**WHAT IS EXPECTED:**
Make an exact copy of all the material below, apart from the pictures.

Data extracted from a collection
-- Begin --

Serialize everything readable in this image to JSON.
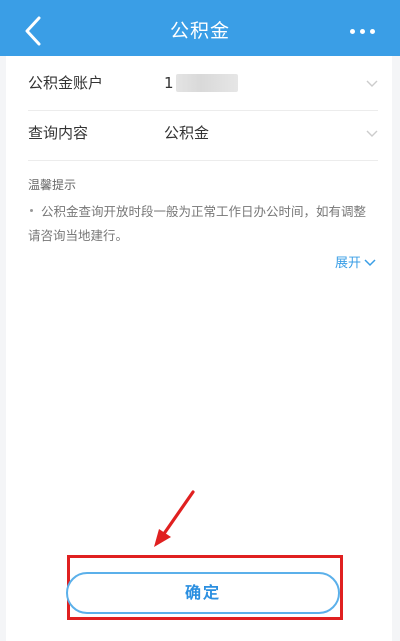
{
  "header": {
    "title": "公积金",
    "back_icon": "chevron-left-icon",
    "more_icon": "more-dots-icon"
  },
  "form": {
    "account": {
      "label": "公积金账户",
      "value": "1"
    },
    "query": {
      "label": "查询内容",
      "value": "公积金"
    }
  },
  "tips": {
    "title": "温馨提示",
    "text": "公积金查询开放时段一般为正常工作日办公时间，如有调整请咨询当地建行。",
    "expand_label": "展开"
  },
  "confirm": {
    "label": "确定"
  },
  "colors": {
    "header_bg": "#3a9ee6",
    "accent": "#2b8fe0",
    "annotation_red": "#e02020"
  }
}
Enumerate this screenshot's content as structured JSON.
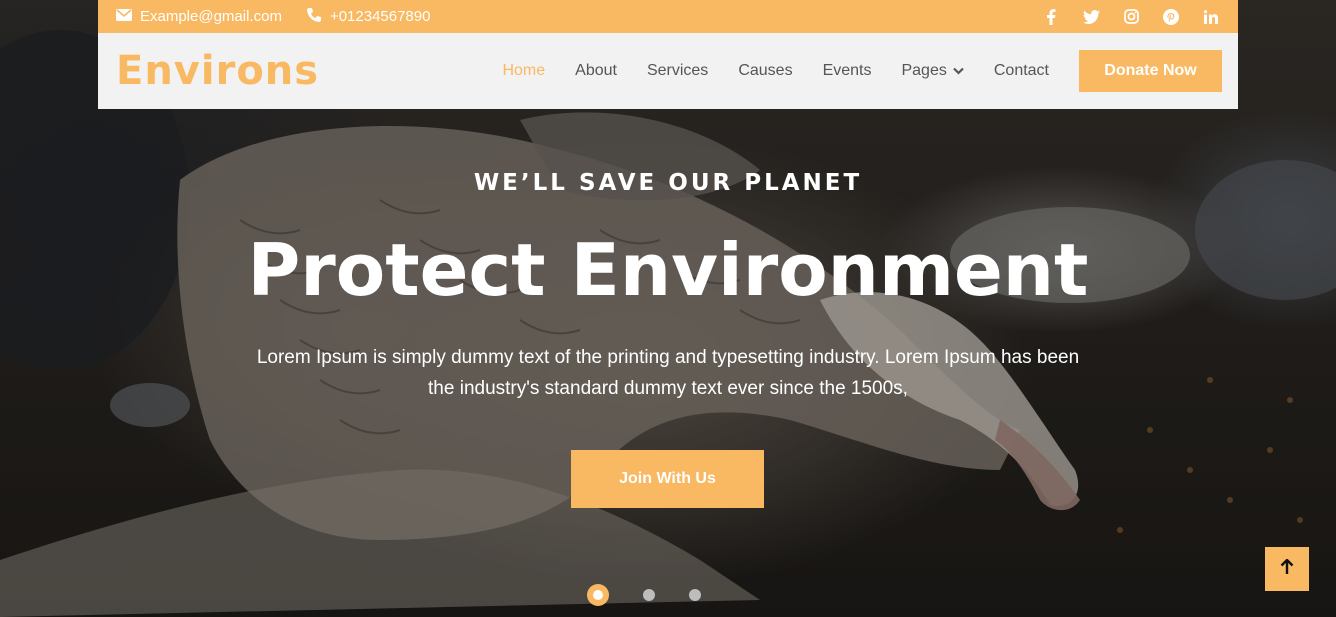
{
  "topbar": {
    "email": "Example@gmail.com",
    "phone": "+01234567890",
    "social_icons": [
      "facebook-icon",
      "twitter-icon",
      "instagram-icon",
      "pinterest-icon",
      "linkedin-icon"
    ]
  },
  "navbar": {
    "logo": "Environs",
    "links": [
      {
        "label": "Home",
        "active": true
      },
      {
        "label": "About",
        "active": false
      },
      {
        "label": "Services",
        "active": false
      },
      {
        "label": "Causes",
        "active": false
      },
      {
        "label": "Events",
        "active": false
      },
      {
        "label": "Pages",
        "active": false
      },
      {
        "label": "Contact",
        "active": false
      }
    ],
    "donate_label": "Donate Now"
  },
  "hero": {
    "kicker": "WE’LL SAVE OUR PLANET",
    "headline": "Protect Environment",
    "lead": "Lorem Ipsum is simply dummy text of the printing and typesetting industry. Lorem Ipsum has been the industry's standard dummy text ever since the 1500s,",
    "cta_label": "Join With Us",
    "slide_count": 3,
    "active_slide": 1
  },
  "colors": {
    "accent": "#f9b862",
    "nav_bg": "#f2f2f3",
    "nav_text": "#555555"
  }
}
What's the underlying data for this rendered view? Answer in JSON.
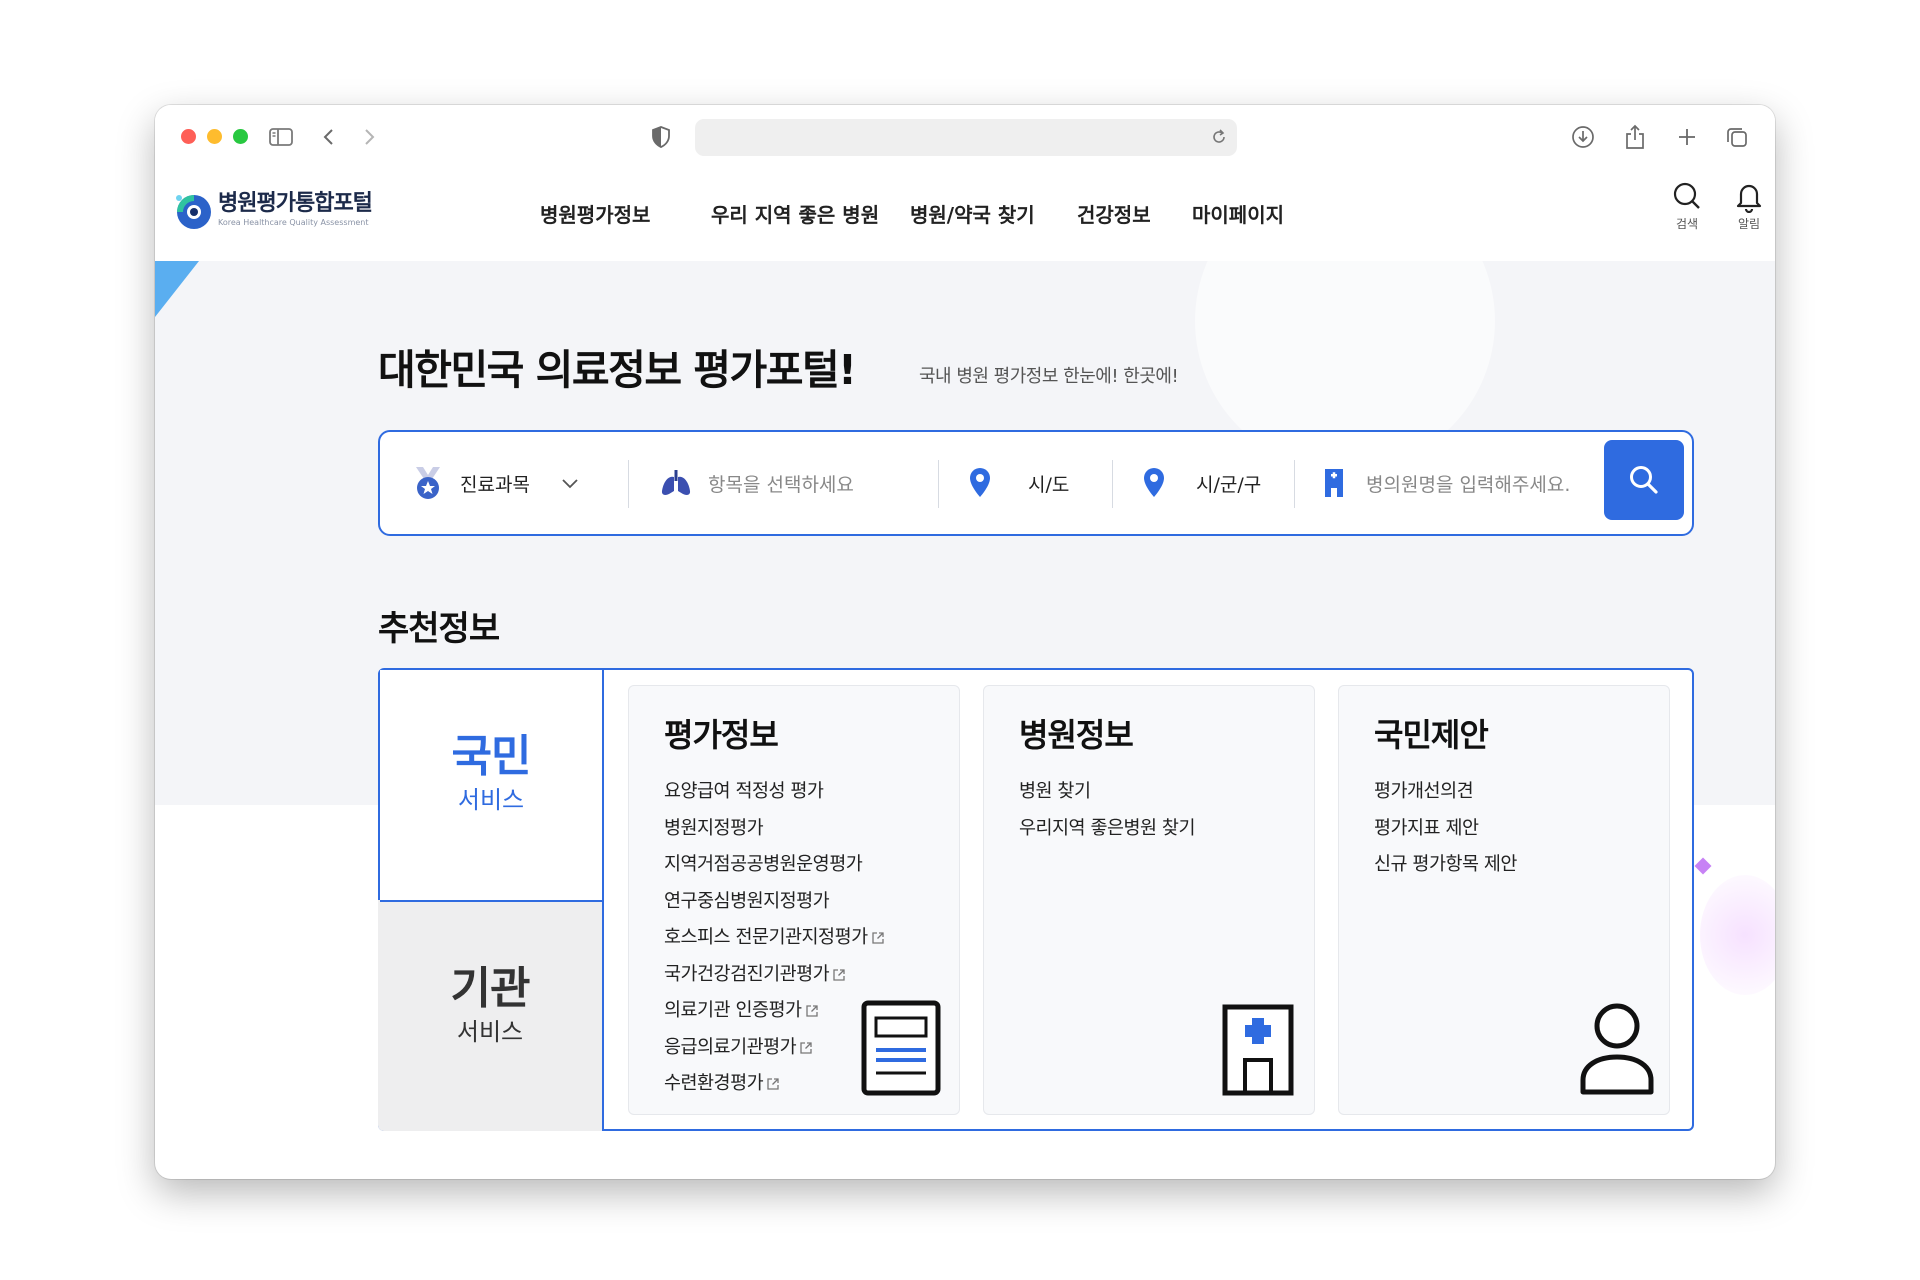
{
  "site": {
    "logo_title": "병원평가통합포털",
    "logo_sub": "Korea Healthcare Quality Assessment"
  },
  "nav": {
    "items": [
      {
        "label": "병원평가정보"
      },
      {
        "label": "우리 지역 좋은 병원"
      },
      {
        "label": "병원/약국 찾기"
      },
      {
        "label": "건강정보"
      },
      {
        "label": "마이페이지"
      }
    ],
    "search_label": "검색",
    "alert_label": "알림"
  },
  "hero": {
    "title": "대한민국 의료정보 평가포털!",
    "subtitle": "국내 병원 평가정보 한눈에! 한곳에!"
  },
  "search": {
    "department_label": "진료과목",
    "item_placeholder": "항목을 선택하세요",
    "sido_label": "시/도",
    "sigungu_label": "시/군/구",
    "hospital_placeholder": "병의원명을 입력해주세요."
  },
  "recommend": {
    "title": "추천정보",
    "tabs": {
      "citizen_main": "국민",
      "citizen_sub": "서비스",
      "org_main": "기관",
      "org_sub": "서비스"
    },
    "cards": [
      {
        "title": "평가정보",
        "items": [
          "요양급여 적정성 평가",
          "병원지정평가",
          "지역거점공공병원운영평가",
          "연구중심병원지정평가",
          "호스피스 전문기관지정평가",
          "국가건강검진기관평가",
          "의료기관 인증평가",
          "응급의료기관평가",
          "수련환경평가"
        ]
      },
      {
        "title": "병원정보",
        "items": [
          "병원 찾기",
          "우리지역 좋은병원 찾기"
        ]
      },
      {
        "title": "국민제안",
        "items": [
          "평가개선의견",
          "평가지표 제안",
          "신규 평가항목 제안"
        ]
      }
    ]
  },
  "colors": {
    "accent": "#2f6be0",
    "hero_bg": "#f4f5f8"
  }
}
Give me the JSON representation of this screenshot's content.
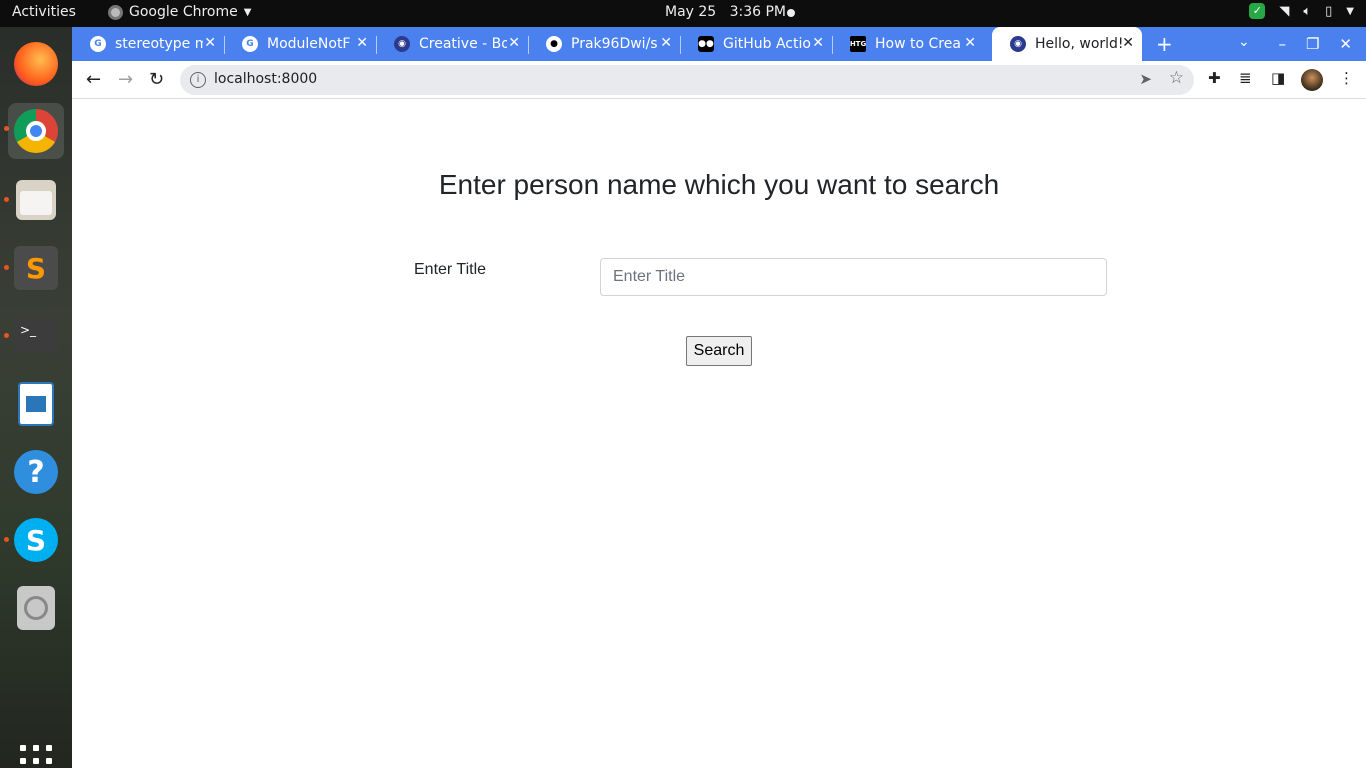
{
  "topbar": {
    "activities": "Activities",
    "app_name": "Google Chrome",
    "app_menu_icon": "chevron-down-icon",
    "date": "May 25",
    "time": "3:36 PM"
  },
  "dock": {
    "items": [
      {
        "name": "firefox",
        "running": false
      },
      {
        "name": "google-chrome",
        "running": true
      },
      {
        "name": "files",
        "running": true
      },
      {
        "name": "sublime-text",
        "running": true
      },
      {
        "name": "terminal",
        "running": true
      },
      {
        "name": "libreoffice-writer",
        "running": false
      },
      {
        "name": "help",
        "running": false
      },
      {
        "name": "skype",
        "running": true
      },
      {
        "name": "disk",
        "running": false
      }
    ]
  },
  "browser": {
    "tabs": [
      {
        "title": "stereotype m",
        "favicon": "google-icon"
      },
      {
        "title": "ModuleNotF",
        "favicon": "google-icon"
      },
      {
        "title": "Creative - Bo",
        "favicon": "globe-icon"
      },
      {
        "title": "Prak96Dwi/s",
        "favicon": "github-icon"
      },
      {
        "title": "GitHub Actio",
        "favicon": "medium-icon"
      },
      {
        "title": "How to Crea",
        "favicon": "htg-icon"
      },
      {
        "title": "Hello, world!",
        "favicon": "globe-icon",
        "active": true
      }
    ],
    "url": "localhost:8000"
  },
  "page": {
    "heading": "Enter person name which you want to search",
    "field_label": "Enter Title",
    "field_placeholder": "Enter Title",
    "field_value": "",
    "button_label": "Search"
  }
}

-- End --

**PROBLEM SOLUTION:**
Serialize everything readable in this image to JSON.
{
  "header": {
    "title": "公积金",
    "back_icon": "chevron-left-icon",
    "more_icon": "more-dots-icon"
  },
  "form": {
    "account": {
      "label": "公积金账户",
      "value": "1"
    },
    "query": {
      "label": "查询内容",
      "value": "公积金"
    }
  },
  "tips": {
    "title": "温馨提示",
    "text": "公积金查询开放时段一般为正常工作日办公时间，如有调整请咨询当地建行。",
    "expand_label": "展开"
  },
  "confirm": {
    "label": "确定"
  },
  "colors": {
    "header_bg": "#3a9ee6",
    "accent": "#2b8fe0",
    "annotation_red": "#e02020"
  }
}
Enumerate this screenshot's content as structured JSON.
{
  "topbar": {
    "email": "Example@gmail.com",
    "phone": "+01234567890",
    "social_icons": [
      "facebook-icon",
      "twitter-icon",
      "instagram-icon",
      "pinterest-icon",
      "linkedin-icon"
    ]
  },
  "navbar": {
    "logo": "Environs",
    "links": [
      {
        "label": "Home",
        "active": true
      },
      {
        "label": "About",
        "active": false
      },
      {
        "label": "Services",
        "active": false
      },
      {
        "label": "Causes",
        "active": false
      },
      {
        "label": "Events",
        "active": false
      },
      {
        "label": "Pages",
        "active": false
      },
      {
        "label": "Contact",
        "active": false
      }
    ],
    "donate_label": "Donate Now"
  },
  "hero": {
    "kicker": "WE’LL SAVE OUR PLANET",
    "headline": "Protect Environment",
    "lead": "Lorem Ipsum is simply dummy text of the printing and typesetting industry. Lorem Ipsum has been the industry's standard dummy text ever since the 1500s,",
    "cta_label": "Join With Us",
    "slide_count": 3,
    "active_slide": 1
  },
  "colors": {
    "accent": "#f9b862",
    "nav_bg": "#f2f2f3",
    "nav_text": "#555555"
  }
}
What's the underlying data for this rendered view? Answer in JSON.
{
  "site": {
    "logo_title": "병원평가통합포털",
    "logo_sub": "Korea Healthcare Quality Assessment"
  },
  "nav": {
    "items": [
      {
        "label": "병원평가정보"
      },
      {
        "label": "우리 지역 좋은 병원"
      },
      {
        "label": "병원/약국 찾기"
      },
      {
        "label": "건강정보"
      },
      {
        "label": "마이페이지"
      }
    ],
    "search_label": "검색",
    "alert_label": "알림"
  },
  "hero": {
    "title": "대한민국 의료정보 평가포털!",
    "subtitle": "국내 병원 평가정보 한눈에! 한곳에!"
  },
  "search": {
    "department_label": "진료과목",
    "item_placeholder": "항목을 선택하세요",
    "sido_label": "시/도",
    "sigungu_label": "시/군/구",
    "hospital_placeholder": "병의원명을 입력해주세요."
  },
  "recommend": {
    "title": "추천정보",
    "tabs": {
      "citizen_main": "국민",
      "citizen_sub": "서비스",
      "org_main": "기관",
      "org_sub": "서비스"
    },
    "cards": [
      {
        "title": "평가정보",
        "items": [
          "요양급여 적정성 평가",
          "병원지정평가",
          "지역거점공공병원운영평가",
          "연구중심병원지정평가",
          "호스피스 전문기관지정평가",
          "국가건강검진기관평가",
          "의료기관 인증평가",
          "응급의료기관평가",
          "수련환경평가"
        ]
      },
      {
        "title": "병원정보",
        "items": [
          "병원 찾기",
          "우리지역 좋은병원 찾기"
        ]
      },
      {
        "title": "국민제안",
        "items": [
          "평가개선의견",
          "평가지표 제안",
          "신규 평가항목 제안"
        ]
      }
    ]
  },
  "colors": {
    "accent": "#2f6be0",
    "hero_bg": "#f4f5f8"
  }
}
Give me the JSON representation of this screenshot's content.
{
  "topbar": {
    "activities": "Activities",
    "app_name": "Google Chrome",
    "app_menu_icon": "chevron-down-icon",
    "date": "May 25",
    "time": "3:36 PM"
  },
  "dock": {
    "items": [
      {
        "name": "firefox",
        "running": false
      },
      {
        "name": "google-chrome",
        "running": true
      },
      {
        "name": "files",
        "running": true
      },
      {
        "name": "sublime-text",
        "running": true
      },
      {
        "name": "terminal",
        "running": true
      },
      {
        "name": "libreoffice-writer",
        "running": false
      },
      {
        "name": "help",
        "running": false
      },
      {
        "name": "skype",
        "running": true
      },
      {
        "name": "disk",
        "running": false
      }
    ]
  },
  "browser": {
    "tabs": [
      {
        "title": "stereotype m",
        "favicon": "google-icon"
      },
      {
        "title": "ModuleNotF",
        "favicon": "google-icon"
      },
      {
        "title": "Creative - Bo",
        "favicon": "globe-icon"
      },
      {
        "title": "Prak96Dwi/s",
        "favicon": "github-icon"
      },
      {
        "title": "GitHub Actio",
        "favicon": "medium-icon"
      },
      {
        "title": "How to Crea",
        "favicon": "htg-icon"
      },
      {
        "title": "Hello, world!",
        "favicon": "globe-icon",
        "active": true
      }
    ],
    "url": "localhost:8000"
  },
  "page": {
    "heading": "Enter person name which you want to search",
    "field_label": "Enter Title",
    "field_placeholder": "Enter Title",
    "field_value": "",
    "button_label": "Search"
  }
}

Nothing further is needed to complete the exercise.